**Records supplied**
-- START --

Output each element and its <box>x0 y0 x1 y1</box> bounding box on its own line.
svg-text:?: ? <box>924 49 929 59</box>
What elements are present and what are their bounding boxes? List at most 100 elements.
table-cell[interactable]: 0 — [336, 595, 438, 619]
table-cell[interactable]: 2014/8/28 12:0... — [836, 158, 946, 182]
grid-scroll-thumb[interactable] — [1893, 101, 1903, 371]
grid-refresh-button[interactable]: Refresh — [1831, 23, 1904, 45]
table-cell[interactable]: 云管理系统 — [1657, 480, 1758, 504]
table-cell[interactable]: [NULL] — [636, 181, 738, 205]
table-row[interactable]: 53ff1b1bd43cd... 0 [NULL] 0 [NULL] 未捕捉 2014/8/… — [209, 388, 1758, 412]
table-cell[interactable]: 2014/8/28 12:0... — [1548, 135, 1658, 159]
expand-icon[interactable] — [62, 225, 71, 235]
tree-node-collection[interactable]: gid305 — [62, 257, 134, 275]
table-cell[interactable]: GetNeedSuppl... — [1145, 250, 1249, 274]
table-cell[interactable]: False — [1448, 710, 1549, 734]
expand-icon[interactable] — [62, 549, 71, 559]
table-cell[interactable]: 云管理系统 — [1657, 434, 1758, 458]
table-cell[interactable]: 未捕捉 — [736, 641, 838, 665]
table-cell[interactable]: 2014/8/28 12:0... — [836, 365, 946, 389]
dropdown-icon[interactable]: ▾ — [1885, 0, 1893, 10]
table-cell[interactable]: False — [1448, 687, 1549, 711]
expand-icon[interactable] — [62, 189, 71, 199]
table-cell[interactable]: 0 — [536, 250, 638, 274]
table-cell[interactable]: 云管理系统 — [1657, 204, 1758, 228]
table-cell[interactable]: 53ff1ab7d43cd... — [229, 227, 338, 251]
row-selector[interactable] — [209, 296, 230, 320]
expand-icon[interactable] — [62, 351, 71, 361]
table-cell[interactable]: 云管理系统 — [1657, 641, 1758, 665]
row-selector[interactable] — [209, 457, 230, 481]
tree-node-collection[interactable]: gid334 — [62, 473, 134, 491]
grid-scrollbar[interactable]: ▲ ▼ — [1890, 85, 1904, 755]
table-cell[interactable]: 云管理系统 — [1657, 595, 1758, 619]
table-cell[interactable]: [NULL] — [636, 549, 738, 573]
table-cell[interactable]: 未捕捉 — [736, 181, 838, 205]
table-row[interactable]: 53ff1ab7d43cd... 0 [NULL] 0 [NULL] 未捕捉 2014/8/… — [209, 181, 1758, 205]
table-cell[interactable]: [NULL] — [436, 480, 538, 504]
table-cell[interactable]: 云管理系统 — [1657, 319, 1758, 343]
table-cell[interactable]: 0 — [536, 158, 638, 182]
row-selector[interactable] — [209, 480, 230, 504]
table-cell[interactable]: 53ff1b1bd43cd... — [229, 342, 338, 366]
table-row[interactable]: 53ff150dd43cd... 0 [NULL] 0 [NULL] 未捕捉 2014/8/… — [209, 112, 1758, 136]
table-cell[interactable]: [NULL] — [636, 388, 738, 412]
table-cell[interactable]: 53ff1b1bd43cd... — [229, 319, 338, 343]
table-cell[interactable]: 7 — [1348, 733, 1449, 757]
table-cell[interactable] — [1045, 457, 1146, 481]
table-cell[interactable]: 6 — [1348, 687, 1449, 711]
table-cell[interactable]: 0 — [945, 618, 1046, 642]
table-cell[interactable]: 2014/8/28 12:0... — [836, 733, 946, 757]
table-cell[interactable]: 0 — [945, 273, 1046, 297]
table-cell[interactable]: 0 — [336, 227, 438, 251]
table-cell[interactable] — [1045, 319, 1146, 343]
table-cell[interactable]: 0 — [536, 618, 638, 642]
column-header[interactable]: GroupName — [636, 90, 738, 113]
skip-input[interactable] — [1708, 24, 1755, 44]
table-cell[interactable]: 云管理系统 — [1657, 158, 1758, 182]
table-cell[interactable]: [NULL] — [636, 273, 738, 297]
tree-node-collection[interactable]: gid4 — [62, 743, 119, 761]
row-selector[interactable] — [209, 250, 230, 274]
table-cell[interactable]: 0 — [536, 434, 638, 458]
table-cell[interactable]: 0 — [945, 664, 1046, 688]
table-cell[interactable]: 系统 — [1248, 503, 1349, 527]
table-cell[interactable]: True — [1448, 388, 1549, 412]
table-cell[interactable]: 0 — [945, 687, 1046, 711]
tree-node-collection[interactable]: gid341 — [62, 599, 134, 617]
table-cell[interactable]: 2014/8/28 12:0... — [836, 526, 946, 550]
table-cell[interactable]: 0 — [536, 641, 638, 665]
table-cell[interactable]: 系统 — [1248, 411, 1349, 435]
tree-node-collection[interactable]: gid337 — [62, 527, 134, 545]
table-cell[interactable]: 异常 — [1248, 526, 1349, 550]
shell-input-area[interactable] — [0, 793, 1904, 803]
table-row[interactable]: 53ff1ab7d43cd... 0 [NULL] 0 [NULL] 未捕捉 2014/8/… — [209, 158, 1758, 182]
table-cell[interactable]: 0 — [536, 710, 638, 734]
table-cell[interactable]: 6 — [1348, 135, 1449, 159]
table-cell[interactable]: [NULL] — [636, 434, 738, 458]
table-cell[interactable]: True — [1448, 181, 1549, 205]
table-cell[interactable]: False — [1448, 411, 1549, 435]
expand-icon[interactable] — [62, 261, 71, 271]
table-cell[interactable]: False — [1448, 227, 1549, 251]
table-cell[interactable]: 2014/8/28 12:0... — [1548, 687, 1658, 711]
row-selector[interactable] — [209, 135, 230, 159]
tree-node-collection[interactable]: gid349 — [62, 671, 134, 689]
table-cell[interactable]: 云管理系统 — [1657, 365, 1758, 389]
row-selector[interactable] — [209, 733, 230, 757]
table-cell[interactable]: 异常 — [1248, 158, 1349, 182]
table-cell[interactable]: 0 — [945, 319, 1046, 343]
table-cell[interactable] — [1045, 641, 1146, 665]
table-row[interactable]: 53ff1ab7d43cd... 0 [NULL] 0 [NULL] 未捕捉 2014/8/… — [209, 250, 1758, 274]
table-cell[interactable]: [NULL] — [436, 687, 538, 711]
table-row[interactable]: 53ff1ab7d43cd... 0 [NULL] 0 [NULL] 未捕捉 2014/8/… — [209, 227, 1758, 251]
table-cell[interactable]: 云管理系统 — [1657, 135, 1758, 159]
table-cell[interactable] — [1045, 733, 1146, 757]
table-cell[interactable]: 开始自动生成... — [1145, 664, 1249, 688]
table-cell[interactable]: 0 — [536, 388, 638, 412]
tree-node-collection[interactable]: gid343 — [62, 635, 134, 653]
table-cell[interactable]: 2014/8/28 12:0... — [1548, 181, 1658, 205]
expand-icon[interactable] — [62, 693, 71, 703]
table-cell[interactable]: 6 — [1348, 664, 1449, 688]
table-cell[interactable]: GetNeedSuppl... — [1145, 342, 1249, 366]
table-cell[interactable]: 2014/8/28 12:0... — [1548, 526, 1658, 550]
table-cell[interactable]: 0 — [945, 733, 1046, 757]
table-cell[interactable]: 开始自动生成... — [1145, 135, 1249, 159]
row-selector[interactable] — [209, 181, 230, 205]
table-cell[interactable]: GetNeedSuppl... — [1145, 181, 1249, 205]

-- END --

**What the task requires**
Please quote all of the records above, line for line and unchanged.

**Complete output**
Output each element and its <box>x0 y0 x1 y1</box> bounding box on its own line.
svg-text:?: ? <box>924 49 929 59</box>
What elements are present and what are their bounding boxes? List at most 100 elements.
table-cell[interactable]: 0 — [336, 595, 438, 619]
table-cell[interactable]: 2014/8/28 12:0... — [836, 158, 946, 182]
grid-scroll-thumb[interactable] — [1893, 101, 1903, 371]
grid-refresh-button[interactable]: Refresh — [1831, 23, 1904, 45]
table-cell[interactable]: 云管理系统 — [1657, 480, 1758, 504]
table-cell[interactable]: [NULL] — [636, 181, 738, 205]
table-row[interactable]: 53ff1b1bd43cd... 0 [NULL] 0 [NULL] 未捕捉 2014/8/… — [209, 388, 1758, 412]
table-cell[interactable]: 2014/8/28 12:0... — [1548, 135, 1658, 159]
expand-icon[interactable] — [62, 225, 71, 235]
tree-node-collection[interactable]: gid305 — [62, 257, 134, 275]
table-cell[interactable]: GetNeedSuppl... — [1145, 250, 1249, 274]
table-cell[interactable]: False — [1448, 710, 1549, 734]
expand-icon[interactable] — [62, 549, 71, 559]
table-cell[interactable]: 云管理系统 — [1657, 434, 1758, 458]
table-cell[interactable]: 未捕捉 — [736, 641, 838, 665]
table-cell[interactable]: 2014/8/28 12:0... — [836, 365, 946, 389]
dropdown-icon[interactable]: ▾ — [1885, 0, 1893, 10]
table-cell[interactable]: False — [1448, 687, 1549, 711]
expand-icon[interactable] — [62, 189, 71, 199]
table-cell[interactable]: 0 — [536, 250, 638, 274]
table-cell[interactable]: 云管理系统 — [1657, 204, 1758, 228]
table-cell[interactable]: 53ff1ab7d43cd... — [229, 227, 338, 251]
row-selector[interactable] — [209, 296, 230, 320]
expand-icon[interactable] — [62, 351, 71, 361]
table-cell[interactable]: 云管理系统 — [1657, 641, 1758, 665]
row-selector[interactable] — [209, 457, 230, 481]
tree-node-collection[interactable]: gid334 — [62, 473, 134, 491]
grid-scrollbar[interactable]: ▲ ▼ — [1890, 85, 1904, 755]
table-cell[interactable]: 云管理系统 — [1657, 595, 1758, 619]
table-cell[interactable]: [NULL] — [636, 549, 738, 573]
table-cell[interactable]: 未捕捉 — [736, 181, 838, 205]
table-row[interactable]: 53ff1ab7d43cd... 0 [NULL] 0 [NULL] 未捕捉 2014/8/… — [209, 181, 1758, 205]
table-cell[interactable]: [NULL] — [436, 480, 538, 504]
table-cell[interactable]: 云管理系统 — [1657, 319, 1758, 343]
table-cell[interactable]: 0 — [536, 158, 638, 182]
row-selector[interactable] — [209, 480, 230, 504]
table-cell[interactable]: 53ff1b1bd43cd... — [229, 342, 338, 366]
table-row[interactable]: 53ff150dd43cd... 0 [NULL] 0 [NULL] 未捕捉 2014/8/… — [209, 112, 1758, 136]
table-cell[interactable]: [NULL] — [636, 388, 738, 412]
table-cell[interactable]: 53ff1b1bd43cd... — [229, 319, 338, 343]
table-cell[interactable]: 7 — [1348, 733, 1449, 757]
table-cell[interactable] — [1045, 457, 1146, 481]
table-cell[interactable]: 6 — [1348, 687, 1449, 711]
table-cell[interactable]: 0 — [945, 618, 1046, 642]
table-cell[interactable]: 2014/8/28 12:0... — [836, 733, 946, 757]
table-cell[interactable]: 0 — [945, 273, 1046, 297]
table-cell[interactable]: 0 — [336, 227, 438, 251]
table-cell[interactable] — [1045, 319, 1146, 343]
table-cell[interactable]: 0 — [536, 618, 638, 642]
column-header[interactable]: GroupName — [636, 90, 738, 113]
skip-input[interactable] — [1708, 24, 1755, 44]
table-cell[interactable]: 云管理系统 — [1657, 158, 1758, 182]
table-cell[interactable]: [NULL] — [636, 273, 738, 297]
tree-node-collection[interactable]: gid4 — [62, 743, 119, 761]
row-selector[interactable] — [209, 250, 230, 274]
table-cell[interactable]: 0 — [536, 434, 638, 458]
table-cell[interactable]: 0 — [945, 664, 1046, 688]
table-cell[interactable]: 系统 — [1248, 503, 1349, 527]
table-cell[interactable]: True — [1448, 388, 1549, 412]
table-cell[interactable]: 0 — [945, 687, 1046, 711]
tree-node-collection[interactable]: gid341 — [62, 599, 134, 617]
table-cell[interactable]: 2014/8/28 12:0... — [836, 526, 946, 550]
table-cell[interactable]: 0 — [536, 641, 638, 665]
table-cell[interactable]: 系统 — [1248, 411, 1349, 435]
tree-node-collection[interactable]: gid337 — [62, 527, 134, 545]
table-cell[interactable]: 异常 — [1248, 526, 1349, 550]
shell-input-area[interactable] — [0, 793, 1904, 803]
table-row[interactable]: 53ff1ab7d43cd... 0 [NULL] 0 [NULL] 未捕捉 2014/8/… — [209, 158, 1758, 182]
table-cell[interactable]: 0 — [536, 710, 638, 734]
table-cell[interactable]: 6 — [1348, 135, 1449, 159]
table-cell[interactable]: [NULL] — [636, 434, 738, 458]
table-cell[interactable]: True — [1448, 181, 1549, 205]
table-cell[interactable]: False — [1448, 411, 1549, 435]
expand-icon[interactable] — [62, 261, 71, 271]
table-cell[interactable]: False — [1448, 227, 1549, 251]
table-cell[interactable]: 2014/8/28 12:0... — [1548, 687, 1658, 711]
row-selector[interactable] — [209, 135, 230, 159]
tree-node-collection[interactable]: gid349 — [62, 671, 134, 689]
table-cell[interactable]: 云管理系统 — [1657, 365, 1758, 389]
row-selector[interactable] — [209, 733, 230, 757]
table-cell[interactable]: 异常 — [1248, 158, 1349, 182]
table-cell[interactable]: 0 — [945, 319, 1046, 343]
table-cell[interactable] — [1045, 641, 1146, 665]
table-row[interactable]: 53ff1ab7d43cd... 0 [NULL] 0 [NULL] 未捕捉 2014/8/… — [209, 250, 1758, 274]
table-cell[interactable]: [NULL] — [436, 687, 538, 711]
table-row[interactable]: 53ff1ab7d43cd... 0 [NULL] 0 [NULL] 未捕捉 2014/8/… — [209, 227, 1758, 251]
table-cell[interactable]: 云管理系统 — [1657, 135, 1758, 159]
table-cell[interactable] — [1045, 733, 1146, 757]
table-cell[interactable]: 开始自动生成... — [1145, 664, 1249, 688]
table-cell[interactable]: 0 — [536, 388, 638, 412]
tree-node-collection[interactable]: gid343 — [62, 635, 134, 653]
table-cell[interactable]: 2014/8/28 12:0... — [1548, 181, 1658, 205]
expand-icon[interactable] — [62, 693, 71, 703]
table-cell[interactable]: 6 — [1348, 664, 1449, 688]
table-cell[interactable]: GetNeedSuppl... — [1145, 342, 1249, 366]
table-cell[interactable]: 2014/8/28 12:0... — [1548, 526, 1658, 550]
table-cell[interactable]: 0 — [945, 733, 1046, 757]
table-cell[interactable]: 开始自动生成... — [1145, 135, 1249, 159]
row-selector[interactable] — [209, 181, 230, 205]
table-cell[interactable]: GetNeedSuppl... — [1145, 181, 1249, 205]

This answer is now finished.